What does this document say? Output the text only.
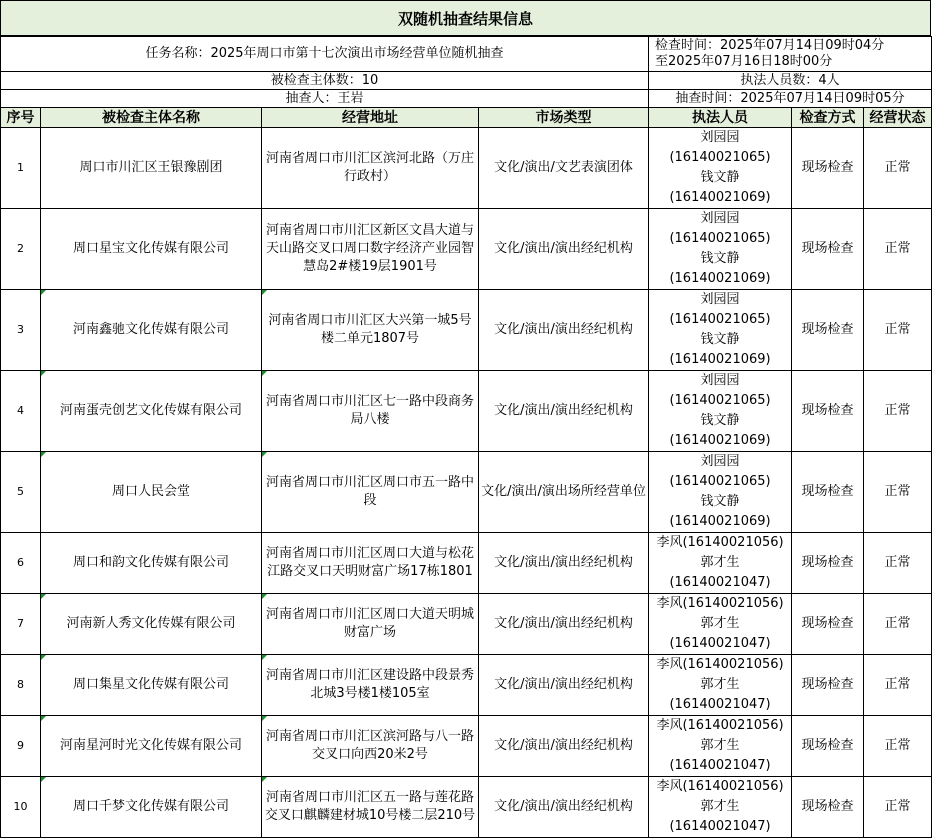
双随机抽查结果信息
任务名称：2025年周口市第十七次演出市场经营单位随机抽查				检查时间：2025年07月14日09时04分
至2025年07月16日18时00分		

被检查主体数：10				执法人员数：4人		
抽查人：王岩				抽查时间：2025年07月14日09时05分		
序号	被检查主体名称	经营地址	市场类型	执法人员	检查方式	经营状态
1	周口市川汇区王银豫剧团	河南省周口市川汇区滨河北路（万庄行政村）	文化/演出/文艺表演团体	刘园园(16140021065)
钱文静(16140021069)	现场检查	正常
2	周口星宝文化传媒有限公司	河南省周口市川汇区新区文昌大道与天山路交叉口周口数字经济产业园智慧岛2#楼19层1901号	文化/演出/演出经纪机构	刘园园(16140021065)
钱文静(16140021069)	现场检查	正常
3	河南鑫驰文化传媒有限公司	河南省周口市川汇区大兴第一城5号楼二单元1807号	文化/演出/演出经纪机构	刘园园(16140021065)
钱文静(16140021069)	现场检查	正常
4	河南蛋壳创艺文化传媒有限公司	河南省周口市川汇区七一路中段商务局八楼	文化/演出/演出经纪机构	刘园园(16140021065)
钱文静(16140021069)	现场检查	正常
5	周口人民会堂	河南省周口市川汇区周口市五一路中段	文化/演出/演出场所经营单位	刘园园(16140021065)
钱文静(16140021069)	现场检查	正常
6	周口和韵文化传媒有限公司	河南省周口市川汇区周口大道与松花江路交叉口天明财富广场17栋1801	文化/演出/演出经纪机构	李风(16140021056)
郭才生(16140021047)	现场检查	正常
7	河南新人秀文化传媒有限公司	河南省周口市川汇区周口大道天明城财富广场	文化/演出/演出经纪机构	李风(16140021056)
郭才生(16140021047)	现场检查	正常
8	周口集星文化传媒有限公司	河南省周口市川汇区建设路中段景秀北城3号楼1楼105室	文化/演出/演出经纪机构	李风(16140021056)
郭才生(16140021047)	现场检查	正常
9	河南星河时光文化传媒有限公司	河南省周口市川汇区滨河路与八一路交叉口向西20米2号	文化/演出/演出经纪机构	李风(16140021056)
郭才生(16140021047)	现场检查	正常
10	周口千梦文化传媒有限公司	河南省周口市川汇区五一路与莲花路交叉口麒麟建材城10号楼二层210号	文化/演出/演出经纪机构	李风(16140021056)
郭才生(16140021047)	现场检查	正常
------------------------------------------------
[Task description] Write the entries above out again exactly, but not the pictures.

[Exercise solution]
What does this document say? Output the text only.
双随机抽查结果信息
任务名称：2025年周口市第十七次演出市场经营单位随机抽查				检查时间：2025年07月14日09时04分
至2025年07月16日18时00分		

被检查主体数：10				执法人员数：4人		
抽查人：王岩				抽查时间：2025年07月14日09时05分		
序号	被检查主体名称	经营地址	市场类型	执法人员	检查方式	经营状态
1	周口市川汇区王银豫剧团	河南省周口市川汇区滨河北路（万庄行政村）	文化/演出/文艺表演团体	刘园园(16140021065)
钱文静(16140021069)	现场检查	正常
2	周口星宝文化传媒有限公司	河南省周口市川汇区新区文昌大道与天山路交叉口周口数字经济产业园智慧岛2#楼19层1901号	文化/演出/演出经纪机构	刘园园(16140021065)
钱文静(16140021069)	现场检查	正常
3	河南鑫驰文化传媒有限公司	河南省周口市川汇区大兴第一城5号楼二单元1807号	文化/演出/演出经纪机构	刘园园(16140021065)
钱文静(16140021069)	现场检查	正常
4	河南蛋壳创艺文化传媒有限公司	河南省周口市川汇区七一路中段商务局八楼	文化/演出/演出经纪机构	刘园园(16140021065)
钱文静(16140021069)	现场检查	正常
5	周口人民会堂	河南省周口市川汇区周口市五一路中段	文化/演出/演出场所经营单位	刘园园(16140021065)
钱文静(16140021069)	现场检查	正常
6	周口和韵文化传媒有限公司	河南省周口市川汇区周口大道与松花江路交叉口天明财富广场17栋1801	文化/演出/演出经纪机构	李风(16140021056)
郭才生(16140021047)	现场检查	正常
7	河南新人秀文化传媒有限公司	河南省周口市川汇区周口大道天明城财富广场	文化/演出/演出经纪机构	李风(16140021056)
郭才生(16140021047)	现场检查	正常
8	周口集星文化传媒有限公司	河南省周口市川汇区建设路中段景秀北城3号楼1楼105室	文化/演出/演出经纪机构	李风(16140021056)
郭才生(16140021047)	现场检查	正常
9	河南星河时光文化传媒有限公司	河南省周口市川汇区滨河路与八一路交叉口向西20米2号	文化/演出/演出经纪机构	李风(16140021056)
郭才生(16140021047)	现场检查	正常
10	周口千梦文化传媒有限公司	河南省周口市川汇区五一路与莲花路交叉口麒麟建材城10号楼二层210号	文化/演出/演出经纪机构	李风(16140021056)
郭才生(16140021047)	现场检查	正常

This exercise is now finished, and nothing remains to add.